> [SELECTED TEXT]:
A Man for All Time: C.S. Lewis: Speaking to Our Culture Today

Dr. Peter Kreeft

Peter Kreeft, Ph.D., is a professor of philosophy at Boston College. He is an alumnus of Calvin College (AB 1959) and Fordham University (MA 1961, Ph.D., 1965). He taught at Villanova University from 1962-1965, and has been at Boston College since 1965. He is the author of numerous books (over forty and counting) including: C.S. Lewis for the Third Millennium, Fundamentals of the Faith, Between Heaven and Hell, Back to Virtue, and Three Approaches to Abortion. In addition to Socrates Meets Sartre, Kreeft's recent books (Ignatius Press) include You Can Understand the Bible and The God Who Loves You.

As author and Boston College philosopher professor Peter Kreeft will quickly tell you, his primary credential for commenting on C.S. Lewis "is that I love him." In addition to more than 40 other published works, Kreeft has written prolifically on the well-known Lewis, including C.S. Lewis: A Critical Essay, The Shadowlands of C.S. Lewis: The Man Behind the Movie and Heaven, the Heart’s Deepest Longing.

Vision magazine, a publication of The King's College in New York City, asked Dr. Kreeft to explore his personal attraction to Lewis as well as what the 20th century author has to say to our 21st century culture.

What was your first introduction to and reaction to the writings of C.S. Lewis?

I first discovered Lewis in 1957 at Calvin College, when my roommate credited him with preserving his Christian faith when he was going through serious doubts. The first Lewis book I read was The Problem of Pain, and I remember three reactions to it: (1) this man is the most intelligent writer I have ever read; (2) he is utterly honest in facing the most difficult intellectual problem every Christian must face—the "problem of evil"; and (3) it is very clear to me that this author’s mind is very clear but that mine is not.

> [RECORDED INFORMATION]:
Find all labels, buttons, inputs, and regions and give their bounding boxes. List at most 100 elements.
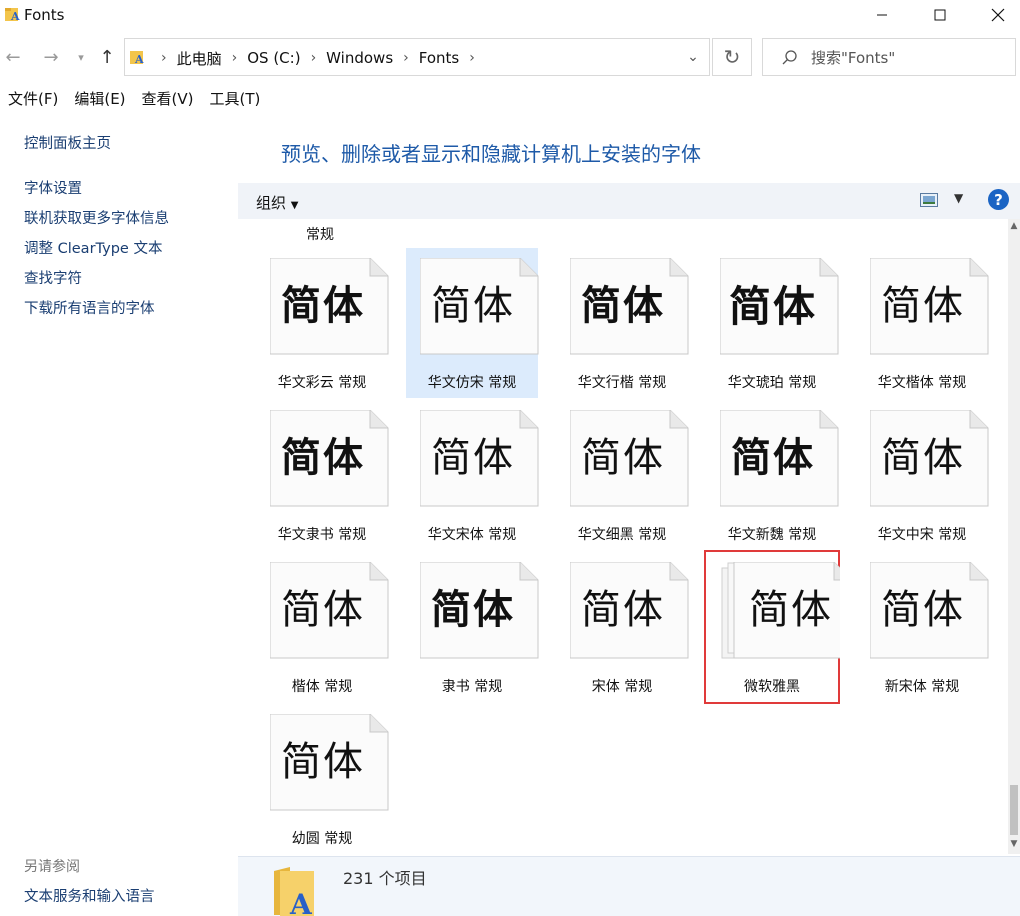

> [COMPLETE THE FOLLOWING]:
a – Transcribe a passage from the interview about C.S. Lewis, beginning at the words "Dr. Peter Kreeft" and stopping after the words "Who Loves You.".
b – In the interview about C.S. Lewis, what was the first Lewis book that Peter Kreeft read?
c – Resume the interview about C.S. Lewis from the point where it stops.

> [OUTPUTS IN ORDER]:
a –
Dr. Peter Kreeft

Peter Kreeft, Ph.D., is a professor of philosophy at Boston College. He is an alumnus of Calvin College (AB 1959) and Fordham University (MA 1961, Ph.D., 1965). He taught at Villanova University from 1962-1965, and has been at Boston College since 1965. He is the author of numerous books (over forty and counting) including: C.S. Lewis for the Third Millennium, Fundamentals of the Faith, Between Heaven and Hell, Back to Virtue, and Three Approaches to Abortion. In addition to Socrates Meets Sartre, Kreeft's recent books (Ignatius Press) include You Can Understand the Bible and The God Who Loves You.

b – The Problem of Pain

c –
I did not understand it all on first reading but knew that second and third readings would be both required and rewarding, as they were. Since then, I can say that no extra-biblical writer has shaped and strengthened my own faith and understanding more than Lewis.

Why has Lewis’ Mere Christianity become a classic?

Whenever someone asks me for one book that explains Christianity and the reasons for believing it, I always mention this book first. Why?

Perhaps its strength is in Lewis himself, who paradoxically comes through the book to you precisely by not trying to. This book is not about Lewis’ faith but about the Faith. Yet Lewis’ honesty, humility, transparency and objectivity come through impressively, like a clear window opening onto a spectacular view.

When you first enter a beach house with a great picture window over the sea, you are overwhelmed with the sea, not the window. But as you settle into the house, you realize that the best thing about it is the window, and you are grateful for it.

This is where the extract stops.